• [Data]
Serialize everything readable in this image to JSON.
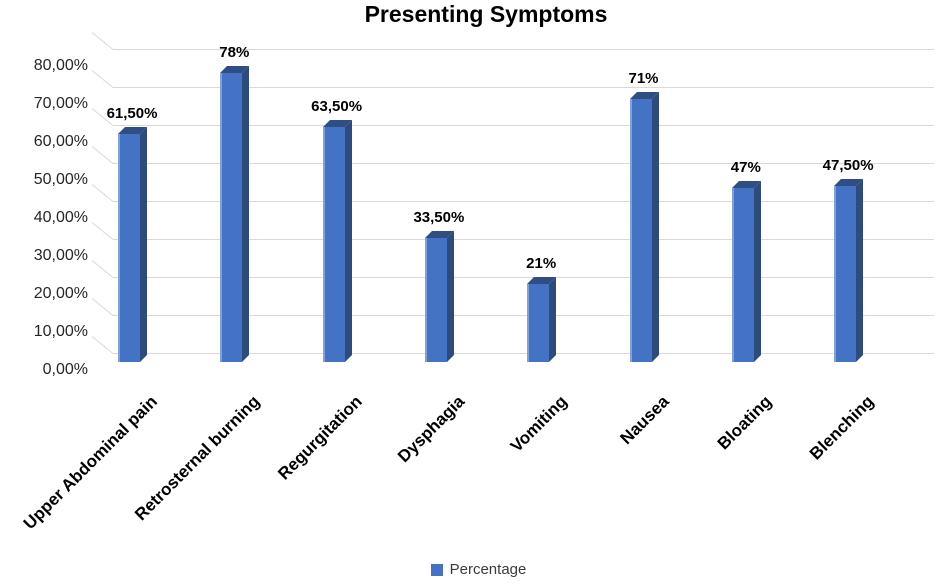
{
  "chart_data": {
    "type": "bar",
    "projection": "3d",
    "title": "Presenting Symptoms",
    "categories": [
      "Upper Abdominal pain",
      "Retrosternal burning",
      "Regurgitation",
      "Dysphagia",
      "Vomiting",
      "Nausea",
      "Bloating",
      "Blenching"
    ],
    "series": [
      {
        "name": "Percentage",
        "values": [
          61.5,
          78,
          63.5,
          33.5,
          21,
          71,
          47,
          47.5
        ]
      }
    ],
    "value_labels": [
      "61,50%",
      "78%",
      "63,50%",
      "33,50%",
      "21%",
      "71%",
      "47%",
      "47,50%"
    ],
    "y_axis": {
      "ticks": [
        0,
        10,
        20,
        30,
        40,
        50,
        60,
        70,
        80
      ],
      "tick_labels": [
        "0,00%",
        "10,00%",
        "20,00%",
        "30,00%",
        "40,00%",
        "50,00%",
        "60,00%",
        "70,00%",
        "80,00%"
      ],
      "ylim": [
        0,
        80
      ]
    },
    "grid": true,
    "legend": {
      "position": "bottom",
      "label": "Percentage"
    },
    "colors": {
      "bar_front": "#4472C4",
      "bar_side": "#2E4B7E",
      "bar_top": "#2F4E84",
      "bar_highlight": "#7FA1DC",
      "gridline": "#D9D9D9",
      "title_text": "#000000",
      "tick_text": "#262626",
      "value_label_text": "#000000",
      "legend_text": "#3B3B3B"
    }
  }
}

• [Requirement]
Quote each record exactly as it stands, minus the pictures.

• [Result of the exercise]
Serialize everything readable in this image to JSON.
{
  "chart_data": {
    "type": "bar",
    "projection": "3d",
    "title": "Presenting Symptoms",
    "categories": [
      "Upper Abdominal pain",
      "Retrosternal burning",
      "Regurgitation",
      "Dysphagia",
      "Vomiting",
      "Nausea",
      "Bloating",
      "Blenching"
    ],
    "series": [
      {
        "name": "Percentage",
        "values": [
          61.5,
          78,
          63.5,
          33.5,
          21,
          71,
          47,
          47.5
        ]
      }
    ],
    "value_labels": [
      "61,50%",
      "78%",
      "63,50%",
      "33,50%",
      "21%",
      "71%",
      "47%",
      "47,50%"
    ],
    "y_axis": {
      "ticks": [
        0,
        10,
        20,
        30,
        40,
        50,
        60,
        70,
        80
      ],
      "tick_labels": [
        "0,00%",
        "10,00%",
        "20,00%",
        "30,00%",
        "40,00%",
        "50,00%",
        "60,00%",
        "70,00%",
        "80,00%"
      ],
      "ylim": [
        0,
        80
      ]
    },
    "grid": true,
    "legend": {
      "position": "bottom",
      "label": "Percentage"
    },
    "colors": {
      "bar_front": "#4472C4",
      "bar_side": "#2E4B7E",
      "bar_top": "#2F4E84",
      "bar_highlight": "#7FA1DC",
      "gridline": "#D9D9D9",
      "title_text": "#000000",
      "tick_text": "#262626",
      "value_label_text": "#000000",
      "legend_text": "#3B3B3B"
    }
  }
}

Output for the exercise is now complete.